Required work
Tally the lines that hold the string "rectangles", and reply with the count alone.

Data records

* * *

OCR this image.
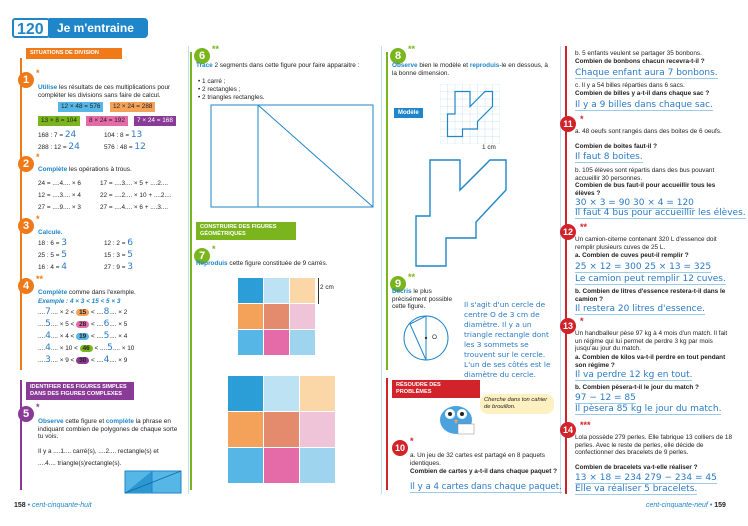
120 Je m'entraine
SITUATIONS DE DIVISION
1
*
Utilise les résultats de ces multiplications pour compléter les divisions sans faire de calcul.
12 × 48 = 576	12 × 24 = 288
13 × 8 = 104	8 × 24 = 192	7 × 24 = 168
168 : 7 = 24	104 : 8 = 13
288 : 12 = 24	576 : 48 = 12
2
*
Complète les opérations à trous.
24 = ....4.... × 6	17 = ....3.... × 5 + ....2....
12 = ....3.... × 4	22 = ....2.... × 10 + ....2....
27 = ....9.... × 3	27 = ....4.... × 6 + ....3....
3
*
Calcule.
18 : 6 = 3	12 : 2 = 6
25 : 5 = 5	15 : 3 = 5
16 : 4 = 4	27 : 9 = 3
4
**
Complète comme dans l'exemple.
Exemple : 4 × 3 < 15 < 5 × 3
....7.... × 2 < 15 < ....8.... × 2
....5.... × 5 < 28 < ....6.... × 5
....4.... × 4 < 19 < ....5.... × 4
....4.... × 10 < 46 < ....5.... × 10
....3.... × 9 < 30 < ....4.... × 9
IDENTIFIER DES FIGURES SIMPLES DANS DES FIGURES COMPLEXES
5
*
Observe cette figure et complète la phrase en indiquant combien de polygones de chaque sorte tu vois.
Il y a ....1.... carré(s), ....2.... rectangle(s) et
....4.... triangle(s)rectangle(s).
6
**
Trace 2 segments dans cette figure pour faire apparaitre :
• 1 carré ;
• 2 rectangles ;
• 2 triangles rectangles.
CONSTRUIRE DES FIGURES GÉOMÉTRIQUES
7
*
Reproduis cette figure constituée de 9 carrés.
2 cm
8
**
Observe bien le modèle et reproduis-le en dessous, à la bonne dimension.
Modèle
1 cm
9
**
Décris le plus précisément possible cette figure.
O
Il s'agit d'un cercle de centre O de 3 cm de diamètre. Il y a un triangle rectangle dont les 3 sommets se trouvent sur le cercle. L'un de ses côtés est le diamètre du cercle.
RÉSOUDRE DES PROBLÈMES
Cherche dans ton cahier de brouillon.
10
*
a. Un jeu de 32 cartes est partagé en 8 paquets identiques.
Combien de cartes y a-t-il dans chaque paquet ?
Il y a 4 cartes dans chaque paquet.
b. 5 enfants veulent se partager 35 bonbons.
Combien de bonbons chacun recevra-t-il ?
Chaque enfant aura 7 bonbons.
c. Il y a 54 billes réparties dans 6 sacs.
Combien de billes y a-t-il dans chaque sac ?
Il y a 9 billes dans chaque sac.
11 *
a. 48 oeufs sont rangés dans des boites de 6 oeufs.
Combien de boites faut-il ?
Il faut 8 boites.
b. 105 élèves sont répartis dans des bus pouvant accueillir 30 personnes.
Combien de bus faut-il pour accueillir tous les élèves ?
30 × 3 = 90 30 × 4 = 120
Il faut 4 bus pour accueillir les élèves.
12 **
Un camion-citerne contenant 320 L d'essence doit remplir plusieurs cuves de 25 L.
a. Combien de cuves peut-il remplir ?
25 × 12 = 300 25 × 13 = 325
Le camion peut remplir 12 cuves.
b. Combien de litres d'essence restera-t-il dans le camion ?
Il restera 20 litres d'essence.
13 *
Un handballeur pèse 97 kg à 4 mois d'un match. Il fait un régime qui lui permet de perdre 3 kg par mois jusqu'au jour du match.
a. Combien de kilos va-t-il perdre en tout pendant son régime ?
Il va perdre 12 kg en tout.
b. Combien pèsera-t-il le jour du match ?
97 − 12 = 85
Il pèsera 85 kg le jour du match.
14 ***
Lola possède 279 perles. Elle fabrique 13 colliers de 18 perles. Avec le reste de perles, elle décide de confectionner des bracelets de 9 perles.
Combien de bracelets va-t-elle réaliser ?
13 × 18 = 234 279 − 234 = 45
Elle va réaliser 5 bracelets.
158 • cent-cinquante-huit	cent-cinquante-neuf • 159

* * *

Result for this exercise
2